## start

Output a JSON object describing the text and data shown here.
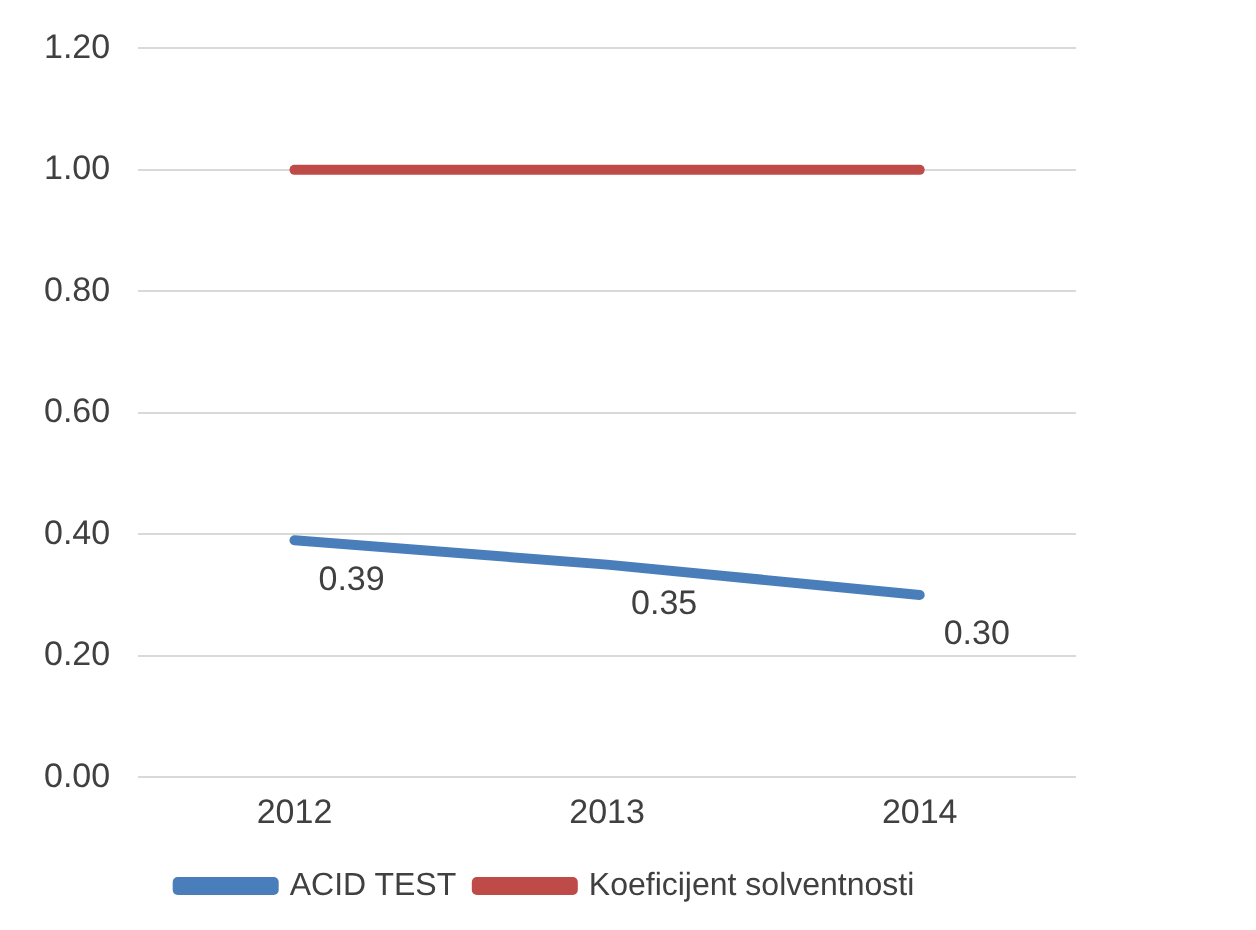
{
  "chart_data": {
    "type": "line",
    "categories": [
      "2012",
      "2013",
      "2014"
    ],
    "series": [
      {
        "name": "ACID TEST",
        "color": "#4a7ebb",
        "values": [
          0.39,
          0.35,
          0.3
        ],
        "value_labels": [
          "0.39",
          "0.35",
          "0.30"
        ]
      },
      {
        "name": "Koeficijent solventnosti",
        "color": "#be4b48",
        "values": [
          1,
          1,
          1
        ]
      }
    ],
    "ylim": [
      0,
      1.2
    ],
    "yticks": [
      {
        "value": 0,
        "label": "0.00"
      },
      {
        "value": 0.2,
        "label": "0.20"
      },
      {
        "value": 0.4,
        "label": "0.40"
      },
      {
        "value": 0.6,
        "label": "0.60"
      },
      {
        "value": 0.8,
        "label": "0.80"
      },
      {
        "value": 1,
        "label": "1.00"
      },
      {
        "value": 1.2,
        "label": "1.20"
      }
    ],
    "grid": "y",
    "legend": "bottom",
    "marker": "none",
    "line_style": "solid"
  }
}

## end

AIM OF THE EXERCISE:
Repeat the listing in full and exactly. Leave any pictures out.

REPLY TO THE TASK:
Output a JSON object describing the text and data shown here.
{
  "chart_data": {
    "type": "line",
    "categories": [
      "2012",
      "2013",
      "2014"
    ],
    "series": [
      {
        "name": "ACID TEST",
        "color": "#4a7ebb",
        "values": [
          0.39,
          0.35,
          0.3
        ],
        "value_labels": [
          "0.39",
          "0.35",
          "0.30"
        ]
      },
      {
        "name": "Koeficijent solventnosti",
        "color": "#be4b48",
        "values": [
          1,
          1,
          1
        ]
      }
    ],
    "ylim": [
      0,
      1.2
    ],
    "yticks": [
      {
        "value": 0,
        "label": "0.00"
      },
      {
        "value": 0.2,
        "label": "0.20"
      },
      {
        "value": 0.4,
        "label": "0.40"
      },
      {
        "value": 0.6,
        "label": "0.60"
      },
      {
        "value": 0.8,
        "label": "0.80"
      },
      {
        "value": 1,
        "label": "1.00"
      },
      {
        "value": 1.2,
        "label": "1.20"
      }
    ],
    "grid": "y",
    "legend": "bottom",
    "marker": "none",
    "line_style": "solid"
  }
}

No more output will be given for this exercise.